--- BEGIN Data listing ---

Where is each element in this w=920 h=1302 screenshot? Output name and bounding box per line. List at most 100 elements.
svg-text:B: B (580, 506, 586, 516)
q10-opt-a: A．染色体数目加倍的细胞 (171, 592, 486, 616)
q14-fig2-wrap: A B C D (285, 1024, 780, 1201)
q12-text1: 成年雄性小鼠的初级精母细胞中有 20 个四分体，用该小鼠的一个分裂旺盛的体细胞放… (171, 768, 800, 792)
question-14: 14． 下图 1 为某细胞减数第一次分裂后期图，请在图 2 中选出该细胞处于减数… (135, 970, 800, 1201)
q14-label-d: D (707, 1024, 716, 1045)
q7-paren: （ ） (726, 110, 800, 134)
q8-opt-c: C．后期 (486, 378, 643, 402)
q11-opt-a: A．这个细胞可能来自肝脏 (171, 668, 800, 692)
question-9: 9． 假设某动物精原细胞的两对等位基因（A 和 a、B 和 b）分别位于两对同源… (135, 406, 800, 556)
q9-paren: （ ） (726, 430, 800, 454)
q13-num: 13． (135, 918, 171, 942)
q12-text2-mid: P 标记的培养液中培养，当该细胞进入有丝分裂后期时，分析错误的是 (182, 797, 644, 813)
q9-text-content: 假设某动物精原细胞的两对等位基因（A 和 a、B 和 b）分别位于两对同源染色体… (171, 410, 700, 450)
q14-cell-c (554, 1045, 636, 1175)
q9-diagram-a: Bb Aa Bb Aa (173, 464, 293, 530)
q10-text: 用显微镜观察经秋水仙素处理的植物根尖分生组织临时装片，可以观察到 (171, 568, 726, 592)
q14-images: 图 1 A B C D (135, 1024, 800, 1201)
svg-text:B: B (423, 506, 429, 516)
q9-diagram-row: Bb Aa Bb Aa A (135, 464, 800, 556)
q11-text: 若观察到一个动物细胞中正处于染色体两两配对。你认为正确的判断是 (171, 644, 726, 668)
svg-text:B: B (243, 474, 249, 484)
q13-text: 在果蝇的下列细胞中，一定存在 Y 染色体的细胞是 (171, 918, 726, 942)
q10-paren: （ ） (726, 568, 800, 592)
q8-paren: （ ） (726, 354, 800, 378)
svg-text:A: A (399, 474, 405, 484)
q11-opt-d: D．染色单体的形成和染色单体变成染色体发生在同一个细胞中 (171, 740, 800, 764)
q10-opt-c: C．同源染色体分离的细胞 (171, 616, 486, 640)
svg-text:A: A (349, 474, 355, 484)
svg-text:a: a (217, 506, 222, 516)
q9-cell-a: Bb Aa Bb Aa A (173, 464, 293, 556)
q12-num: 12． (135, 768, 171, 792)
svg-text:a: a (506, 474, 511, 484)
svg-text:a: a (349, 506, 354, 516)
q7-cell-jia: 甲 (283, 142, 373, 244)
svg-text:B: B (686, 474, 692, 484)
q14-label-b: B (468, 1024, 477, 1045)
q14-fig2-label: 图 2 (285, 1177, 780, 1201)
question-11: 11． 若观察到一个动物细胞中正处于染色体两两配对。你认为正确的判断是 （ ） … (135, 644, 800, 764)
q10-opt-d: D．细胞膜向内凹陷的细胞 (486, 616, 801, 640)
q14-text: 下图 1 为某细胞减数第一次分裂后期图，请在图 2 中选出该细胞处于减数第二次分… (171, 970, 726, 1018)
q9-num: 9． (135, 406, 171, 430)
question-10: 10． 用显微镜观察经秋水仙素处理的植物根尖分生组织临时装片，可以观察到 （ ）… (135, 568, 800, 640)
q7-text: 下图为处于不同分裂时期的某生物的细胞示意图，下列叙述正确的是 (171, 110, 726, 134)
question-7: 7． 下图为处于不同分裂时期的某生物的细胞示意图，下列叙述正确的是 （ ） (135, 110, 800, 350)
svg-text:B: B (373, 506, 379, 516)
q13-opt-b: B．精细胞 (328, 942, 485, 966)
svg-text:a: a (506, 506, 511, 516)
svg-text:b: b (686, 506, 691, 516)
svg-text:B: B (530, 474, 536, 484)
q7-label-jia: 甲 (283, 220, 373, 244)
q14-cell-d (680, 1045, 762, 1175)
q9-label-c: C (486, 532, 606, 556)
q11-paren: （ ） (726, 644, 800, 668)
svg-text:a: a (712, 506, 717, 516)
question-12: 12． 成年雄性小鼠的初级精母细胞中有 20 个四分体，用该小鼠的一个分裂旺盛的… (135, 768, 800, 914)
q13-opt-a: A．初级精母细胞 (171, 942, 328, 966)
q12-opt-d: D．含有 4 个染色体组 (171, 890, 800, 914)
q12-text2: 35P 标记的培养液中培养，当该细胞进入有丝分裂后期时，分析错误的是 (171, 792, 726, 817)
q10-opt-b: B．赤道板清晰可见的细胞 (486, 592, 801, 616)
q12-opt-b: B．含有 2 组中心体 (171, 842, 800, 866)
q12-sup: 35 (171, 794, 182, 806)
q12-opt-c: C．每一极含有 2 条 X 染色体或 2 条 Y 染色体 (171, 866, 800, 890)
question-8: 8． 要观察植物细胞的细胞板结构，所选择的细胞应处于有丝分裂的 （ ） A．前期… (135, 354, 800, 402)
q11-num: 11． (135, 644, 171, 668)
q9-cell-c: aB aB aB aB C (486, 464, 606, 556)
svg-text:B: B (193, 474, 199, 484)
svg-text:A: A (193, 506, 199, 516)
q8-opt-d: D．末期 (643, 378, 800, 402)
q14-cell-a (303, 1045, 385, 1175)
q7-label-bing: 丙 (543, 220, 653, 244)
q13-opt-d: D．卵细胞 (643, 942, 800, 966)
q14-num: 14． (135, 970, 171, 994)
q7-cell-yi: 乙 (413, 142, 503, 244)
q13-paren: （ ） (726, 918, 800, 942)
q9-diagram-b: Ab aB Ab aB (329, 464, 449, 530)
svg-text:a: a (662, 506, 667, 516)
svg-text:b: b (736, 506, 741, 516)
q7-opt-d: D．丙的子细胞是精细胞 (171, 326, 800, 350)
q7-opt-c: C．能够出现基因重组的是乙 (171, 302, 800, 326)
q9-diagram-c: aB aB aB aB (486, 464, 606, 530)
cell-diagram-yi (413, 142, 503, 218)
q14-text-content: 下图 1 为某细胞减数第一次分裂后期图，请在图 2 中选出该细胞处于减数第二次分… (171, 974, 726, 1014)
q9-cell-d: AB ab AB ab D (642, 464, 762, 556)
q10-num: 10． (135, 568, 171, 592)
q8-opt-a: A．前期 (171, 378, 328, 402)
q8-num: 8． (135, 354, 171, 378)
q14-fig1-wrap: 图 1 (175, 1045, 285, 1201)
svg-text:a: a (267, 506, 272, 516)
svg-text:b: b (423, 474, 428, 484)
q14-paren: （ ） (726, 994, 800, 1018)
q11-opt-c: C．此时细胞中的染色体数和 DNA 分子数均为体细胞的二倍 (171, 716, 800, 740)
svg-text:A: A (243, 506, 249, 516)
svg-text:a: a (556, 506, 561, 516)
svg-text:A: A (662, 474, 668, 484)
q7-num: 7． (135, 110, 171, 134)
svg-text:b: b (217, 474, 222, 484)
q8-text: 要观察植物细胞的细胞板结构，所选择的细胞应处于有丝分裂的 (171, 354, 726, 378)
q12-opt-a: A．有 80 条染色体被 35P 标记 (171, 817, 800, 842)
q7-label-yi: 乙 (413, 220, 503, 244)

--- END Data listing ---

Retype the entries above word for word, starting at the first line and ending with the line that contains "q11-opt-a: A．这个细胞可能来自肝脏 (171, 668, 800, 692)", including both of those lines.

### Task answer
Where is each element in this w=920 h=1302 screenshot? Output name and bounding box per line. List at most 100 elements.
svg-text:B: B (580, 506, 586, 516)
q10-opt-a: A．染色体数目加倍的细胞 (171, 592, 486, 616)
q14-fig2-wrap: A B C D (285, 1024, 780, 1201)
q12-text1: 成年雄性小鼠的初级精母细胞中有 20 个四分体，用该小鼠的一个分裂旺盛的体细胞放… (171, 768, 800, 792)
question-14: 14． 下图 1 为某细胞减数第一次分裂后期图，请在图 2 中选出该细胞处于减数… (135, 970, 800, 1201)
q14-label-d: D (707, 1024, 716, 1045)
q7-paren: （ ） (726, 110, 800, 134)
q8-opt-c: C．后期 (486, 378, 643, 402)
q11-opt-a: A．这个细胞可能来自肝脏 (171, 668, 800, 692)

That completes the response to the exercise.